Extracted records

◆ ◆ ◆ ◆ ◆ ◆ ◆

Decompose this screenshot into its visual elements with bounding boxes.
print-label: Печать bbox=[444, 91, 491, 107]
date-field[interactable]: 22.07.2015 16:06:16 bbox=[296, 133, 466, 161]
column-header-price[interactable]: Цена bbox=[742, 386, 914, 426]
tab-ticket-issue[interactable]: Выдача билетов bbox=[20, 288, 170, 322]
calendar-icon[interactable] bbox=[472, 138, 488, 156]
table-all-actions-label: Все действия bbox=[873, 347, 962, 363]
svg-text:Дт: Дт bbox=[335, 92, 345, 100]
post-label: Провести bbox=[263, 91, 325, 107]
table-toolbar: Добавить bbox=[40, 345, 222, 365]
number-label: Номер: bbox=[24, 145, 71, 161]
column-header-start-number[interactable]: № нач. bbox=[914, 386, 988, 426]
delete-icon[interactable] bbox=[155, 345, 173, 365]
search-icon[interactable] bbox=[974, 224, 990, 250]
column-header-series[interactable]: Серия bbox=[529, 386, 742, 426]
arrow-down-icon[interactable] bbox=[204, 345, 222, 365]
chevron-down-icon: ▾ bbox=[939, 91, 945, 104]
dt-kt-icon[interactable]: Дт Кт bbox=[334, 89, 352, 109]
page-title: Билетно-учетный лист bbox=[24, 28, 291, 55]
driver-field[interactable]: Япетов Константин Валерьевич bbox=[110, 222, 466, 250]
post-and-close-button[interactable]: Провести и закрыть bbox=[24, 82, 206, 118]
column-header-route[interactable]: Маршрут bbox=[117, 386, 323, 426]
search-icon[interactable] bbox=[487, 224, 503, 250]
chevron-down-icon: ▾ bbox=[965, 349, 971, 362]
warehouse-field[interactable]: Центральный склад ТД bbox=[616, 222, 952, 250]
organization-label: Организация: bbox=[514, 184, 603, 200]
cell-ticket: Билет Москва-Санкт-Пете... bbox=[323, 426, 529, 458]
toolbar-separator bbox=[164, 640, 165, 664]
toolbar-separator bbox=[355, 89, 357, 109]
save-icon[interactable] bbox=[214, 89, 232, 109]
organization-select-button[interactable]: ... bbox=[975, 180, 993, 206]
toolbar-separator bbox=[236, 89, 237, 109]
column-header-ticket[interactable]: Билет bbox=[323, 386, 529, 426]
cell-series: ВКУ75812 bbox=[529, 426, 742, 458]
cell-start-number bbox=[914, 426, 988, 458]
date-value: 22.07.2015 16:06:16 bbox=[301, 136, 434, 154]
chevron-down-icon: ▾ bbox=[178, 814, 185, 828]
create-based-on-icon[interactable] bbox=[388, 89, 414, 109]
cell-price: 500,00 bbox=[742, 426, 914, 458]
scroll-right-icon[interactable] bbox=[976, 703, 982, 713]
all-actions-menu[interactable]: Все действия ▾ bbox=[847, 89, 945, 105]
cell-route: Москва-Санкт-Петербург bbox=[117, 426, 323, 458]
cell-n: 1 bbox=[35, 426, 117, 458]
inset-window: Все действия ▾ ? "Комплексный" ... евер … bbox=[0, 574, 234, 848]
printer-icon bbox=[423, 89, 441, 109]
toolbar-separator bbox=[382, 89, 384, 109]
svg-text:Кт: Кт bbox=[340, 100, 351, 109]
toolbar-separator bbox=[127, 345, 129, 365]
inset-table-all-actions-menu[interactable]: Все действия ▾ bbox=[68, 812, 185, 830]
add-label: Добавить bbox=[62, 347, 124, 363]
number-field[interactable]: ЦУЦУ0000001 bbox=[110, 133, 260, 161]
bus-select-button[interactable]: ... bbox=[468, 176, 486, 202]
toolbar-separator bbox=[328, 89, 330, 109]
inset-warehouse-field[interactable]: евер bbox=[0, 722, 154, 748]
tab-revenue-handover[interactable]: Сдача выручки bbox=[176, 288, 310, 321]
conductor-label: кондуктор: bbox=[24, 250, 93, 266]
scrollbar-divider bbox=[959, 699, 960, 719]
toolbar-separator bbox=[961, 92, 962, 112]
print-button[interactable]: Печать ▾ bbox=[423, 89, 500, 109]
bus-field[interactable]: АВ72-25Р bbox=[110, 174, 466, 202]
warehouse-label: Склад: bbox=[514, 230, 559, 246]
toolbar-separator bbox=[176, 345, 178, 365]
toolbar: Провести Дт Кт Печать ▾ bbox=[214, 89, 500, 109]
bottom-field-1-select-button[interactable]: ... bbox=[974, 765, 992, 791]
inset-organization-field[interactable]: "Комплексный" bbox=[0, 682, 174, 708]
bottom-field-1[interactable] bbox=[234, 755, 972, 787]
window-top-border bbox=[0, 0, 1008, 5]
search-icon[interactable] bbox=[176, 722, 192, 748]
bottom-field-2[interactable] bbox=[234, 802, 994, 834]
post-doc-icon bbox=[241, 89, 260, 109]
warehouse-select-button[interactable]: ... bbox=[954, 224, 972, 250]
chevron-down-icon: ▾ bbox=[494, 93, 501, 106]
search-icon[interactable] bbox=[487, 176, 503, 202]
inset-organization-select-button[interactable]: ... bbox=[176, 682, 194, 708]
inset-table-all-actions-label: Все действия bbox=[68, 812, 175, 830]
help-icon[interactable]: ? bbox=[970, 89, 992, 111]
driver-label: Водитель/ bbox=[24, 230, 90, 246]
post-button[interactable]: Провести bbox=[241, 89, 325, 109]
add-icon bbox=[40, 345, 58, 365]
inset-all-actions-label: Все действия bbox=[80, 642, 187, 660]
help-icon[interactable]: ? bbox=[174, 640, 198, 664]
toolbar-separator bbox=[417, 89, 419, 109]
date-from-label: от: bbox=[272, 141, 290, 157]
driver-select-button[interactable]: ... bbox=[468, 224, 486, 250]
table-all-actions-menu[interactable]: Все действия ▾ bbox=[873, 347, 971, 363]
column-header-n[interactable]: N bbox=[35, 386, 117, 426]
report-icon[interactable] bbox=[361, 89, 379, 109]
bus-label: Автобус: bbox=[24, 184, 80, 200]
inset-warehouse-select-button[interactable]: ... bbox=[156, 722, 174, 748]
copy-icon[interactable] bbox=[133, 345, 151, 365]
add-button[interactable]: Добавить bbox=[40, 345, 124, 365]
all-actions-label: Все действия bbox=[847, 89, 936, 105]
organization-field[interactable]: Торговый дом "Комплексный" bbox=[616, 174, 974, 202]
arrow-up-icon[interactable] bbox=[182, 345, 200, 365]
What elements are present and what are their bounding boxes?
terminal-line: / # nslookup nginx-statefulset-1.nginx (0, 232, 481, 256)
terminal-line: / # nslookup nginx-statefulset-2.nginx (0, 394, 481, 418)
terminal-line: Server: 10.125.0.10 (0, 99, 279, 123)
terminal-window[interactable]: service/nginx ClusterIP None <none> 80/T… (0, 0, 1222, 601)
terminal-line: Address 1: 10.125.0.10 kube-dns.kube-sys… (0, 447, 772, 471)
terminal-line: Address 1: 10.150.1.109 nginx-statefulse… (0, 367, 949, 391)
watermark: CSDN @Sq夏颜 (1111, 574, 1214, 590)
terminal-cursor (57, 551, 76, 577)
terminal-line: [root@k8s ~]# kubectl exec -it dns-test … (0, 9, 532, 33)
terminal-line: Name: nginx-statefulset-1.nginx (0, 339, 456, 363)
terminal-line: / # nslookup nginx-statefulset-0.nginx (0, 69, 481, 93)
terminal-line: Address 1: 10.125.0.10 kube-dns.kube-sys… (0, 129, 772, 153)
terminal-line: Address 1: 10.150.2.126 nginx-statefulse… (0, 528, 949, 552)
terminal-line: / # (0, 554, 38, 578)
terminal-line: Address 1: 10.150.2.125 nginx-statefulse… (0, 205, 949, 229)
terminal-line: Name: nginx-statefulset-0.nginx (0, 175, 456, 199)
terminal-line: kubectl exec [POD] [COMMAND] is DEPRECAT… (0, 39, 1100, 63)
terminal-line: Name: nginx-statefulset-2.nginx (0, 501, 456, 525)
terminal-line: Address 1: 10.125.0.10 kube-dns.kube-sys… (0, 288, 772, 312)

◆ ◆ ◆ ◆ ◆ ◆ ◆

• Stated goal
Rewrite everything from the start of the records down through the line containing "chevron-down-icon: ▾ bbox=[178, 814, 185, 828]" as a Markdown table with the columns Row and Line. Leave out any blank lines.

• Finished answer
| Row | Line |
|---|---|
| 1 | Decompose this screenshot into its visual elements with bounding boxes. |
| 2 | print-label: Печать bbox=[444, 91, 491, 107] |
| 3 | date-field[interactable]: 22.07.2015 16:06:16 bbox=[296, 133, 466, 161] |
| 4 | column-header-price[interactable]: Цена bbox=[742, 386, 914, 426] |
| 5 | tab-ticket-issue[interactable]: Выдача билетов bbox=[20, 288, 170, 322] |
| 6 | calendar-icon[interactable] bbox=[472, 138, 488, 156] |
| 7 | table-all-actions-label: Все действия bbox=[873, 347, 962, 363] |
| 8 | svg-text:Дт: Дт bbox=[335, 92, 345, 100] |
| 9 | post-label: Провести bbox=[263, 91, 325, 107] |
| 10 | table-toolbar: Добавить bbox=[40, 345, 222, 365] |
| 11 | number-label: Номер: bbox=[24, 145, 71, 161] |
| 12 | column-header-start-number[interactable]: № нач. bbox=[914, 386, 988, 426] |
| 13 | delete-icon[interactable] bbox=[155, 345, 173, 365] |
| 14 | search-icon[interactable] bbox=[974, 224, 990, 250] |
| 15 | column-header-series[interactable]: Серия bbox=[529, 386, 742, 426] |
| 16 | arrow-down-icon[interactable] bbox=[204, 345, 222, 365] |
| 17 | chevron-down-icon: ▾ bbox=[939, 91, 945, 104] |
| 18 | dt-kt-icon[interactable]: Дт Кт bbox=[334, 89, 352, 109] |
| 19 | page-title: Билетно-учетный лист bbox=[24, 28, 291, 55] |
| 20 | driver-field[interactable]: Япетов Константин Валерьевич bbox=[110, 222, 466, 250] |
| 21 | post-and-close-button[interactable]: Провести и закрыть bbox=[24, 82, 206, 118] |
| 22 | column-header-route[interactable]: Маршрут bbox=[117, 386, 323, 426] |
| 23 | search-icon[interactable] bbox=[487, 224, 503, 250] |
| 24 | chevron-down-icon: ▾ bbox=[965, 349, 971, 362] |
| 25 | warehouse-field[interactable]: Центральный склад ТД bbox=[616, 222, 952, 250] |
| 26 | organization-label: Организация: bbox=[514, 184, 603, 200] |
| 27 | cell-ticket: Билет Москва-Санкт-Пете... bbox=[323, 426, 529, 458] |
| 28 | toolbar-separator bbox=[164, 640, 165, 664] |
| 29 | toolbar-separator bbox=[355, 89, 357, 109] |
| 30 | save-icon[interactable] bbox=[214, 89, 232, 109] |
| 31 | organization-select-button[interactable]: ... bbox=[975, 180, 993, 206] |
| 32 | toolbar-separator bbox=[236, 89, 237, 109] |
| 33 | column-header-ticket[interactable]: Билет bbox=[323, 386, 529, 426] |
| 34 | cell-series: ВКУ75812 bbox=[529, 426, 742, 458] |
| 35 | cell-start-number bbox=[914, 426, 988, 458] |
| 36 | date-value: 22.07.2015 16:06:16 bbox=[301, 136, 434, 154] |
| 37 | chevron-down-icon: ▾ bbox=[178, 814, 185, 828] |